● **RECORD EXCERPTS**:
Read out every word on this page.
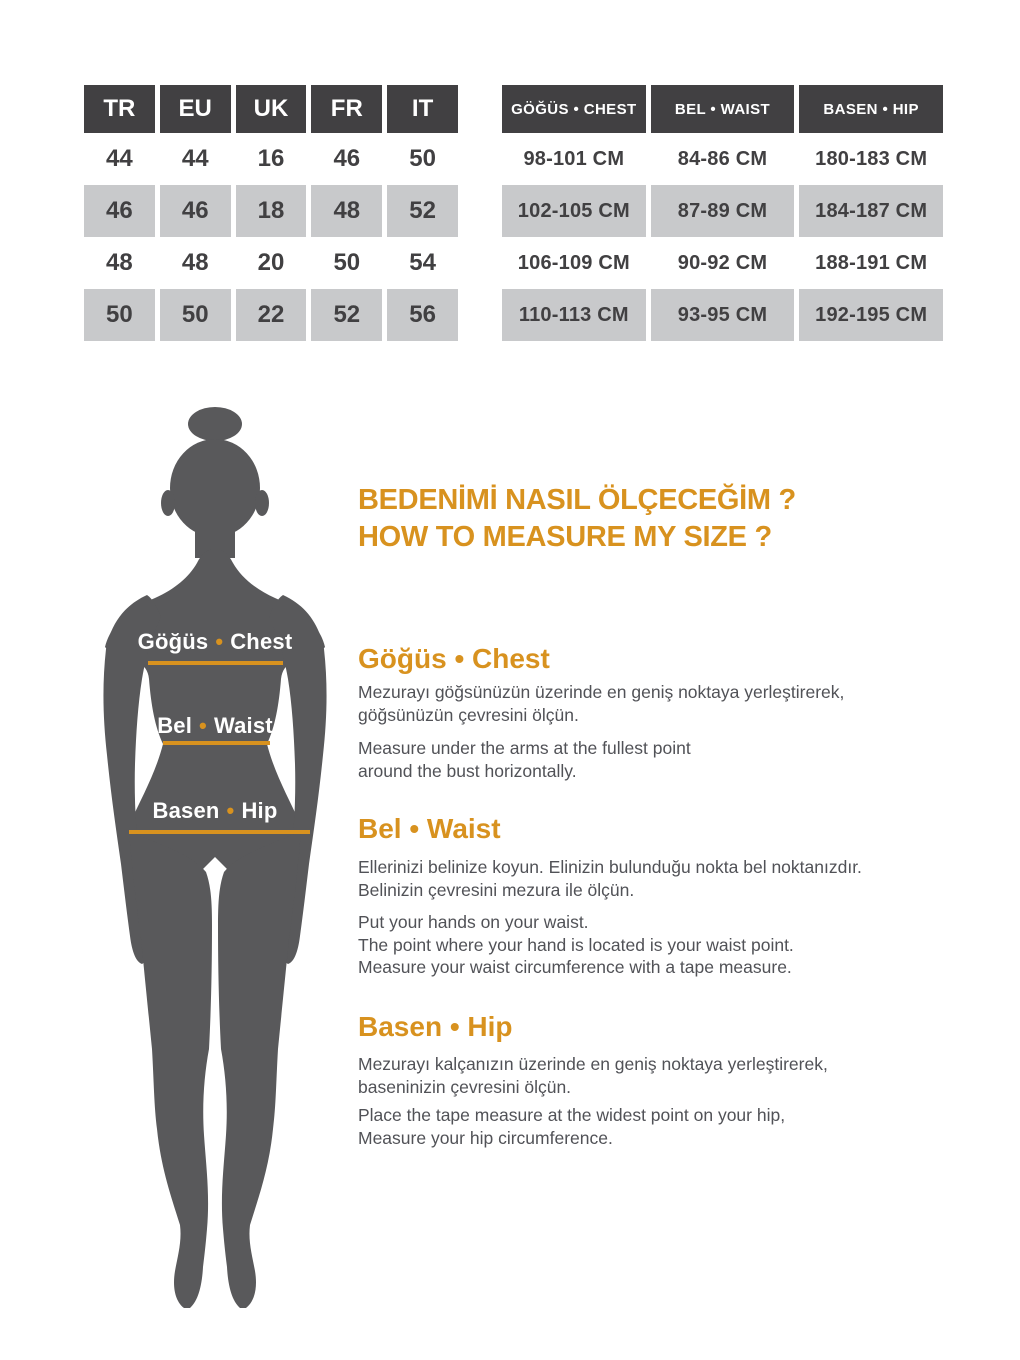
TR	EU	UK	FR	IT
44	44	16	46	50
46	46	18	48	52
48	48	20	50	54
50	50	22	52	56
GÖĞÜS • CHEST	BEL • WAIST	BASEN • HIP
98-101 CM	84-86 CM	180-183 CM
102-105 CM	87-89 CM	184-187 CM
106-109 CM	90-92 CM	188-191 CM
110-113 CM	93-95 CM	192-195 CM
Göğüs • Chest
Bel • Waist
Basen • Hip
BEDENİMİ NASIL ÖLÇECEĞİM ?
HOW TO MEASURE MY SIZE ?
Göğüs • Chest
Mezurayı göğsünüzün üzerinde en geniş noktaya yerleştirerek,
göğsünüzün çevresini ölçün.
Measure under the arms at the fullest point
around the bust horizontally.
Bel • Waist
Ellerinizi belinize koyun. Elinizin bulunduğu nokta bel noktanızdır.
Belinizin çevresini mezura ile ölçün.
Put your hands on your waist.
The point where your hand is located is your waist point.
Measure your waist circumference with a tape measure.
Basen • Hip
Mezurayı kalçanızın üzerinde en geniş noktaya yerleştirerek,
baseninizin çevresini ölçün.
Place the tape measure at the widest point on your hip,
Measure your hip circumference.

● **INSTRUCTIONS FOR THE TASK**:
Make a verbatim copy of all the entries and strip out the pictures.

● **ANSWER TO THIS PROBLEM**:
Read out every word on this page.
TR	EU	UK	FR	IT
44	44	16	46	50
46	46	18	48	52
48	48	20	50	54
50	50	22	52	56
GÖĞÜS • CHEST	BEL • WAIST	BASEN • HIP
98-101 CM	84-86 CM	180-183 CM
102-105 CM	87-89 CM	184-187 CM
106-109 CM	90-92 CM	188-191 CM
110-113 CM	93-95 CM	192-195 CM
Göğüs • Chest
Bel • Waist
Basen • Hip
BEDENİMİ NASIL ÖLÇECEĞİM ?
HOW TO MEASURE MY SIZE ?
Göğüs • Chest
Mezurayı göğsünüzün üzerinde en geniş noktaya yerleştirerek,
göğsünüzün çevresini ölçün.
Measure under the arms at the fullest point
around the bust horizontally.
Bel • Waist
Ellerinizi belinize koyun. Elinizin bulunduğu nokta bel noktanızdır.
Belinizin çevresini mezura ile ölçün.
Put your hands on your waist.
The point where your hand is located is your waist point.
Measure your waist circumference with a tape measure.
Basen • Hip
Mezurayı kalçanızın üzerinde en geniş noktaya yerleştirerek,
baseninizin çevresini ölçün.
Place the tape measure at the widest point on your hip,
Measure your hip circumference.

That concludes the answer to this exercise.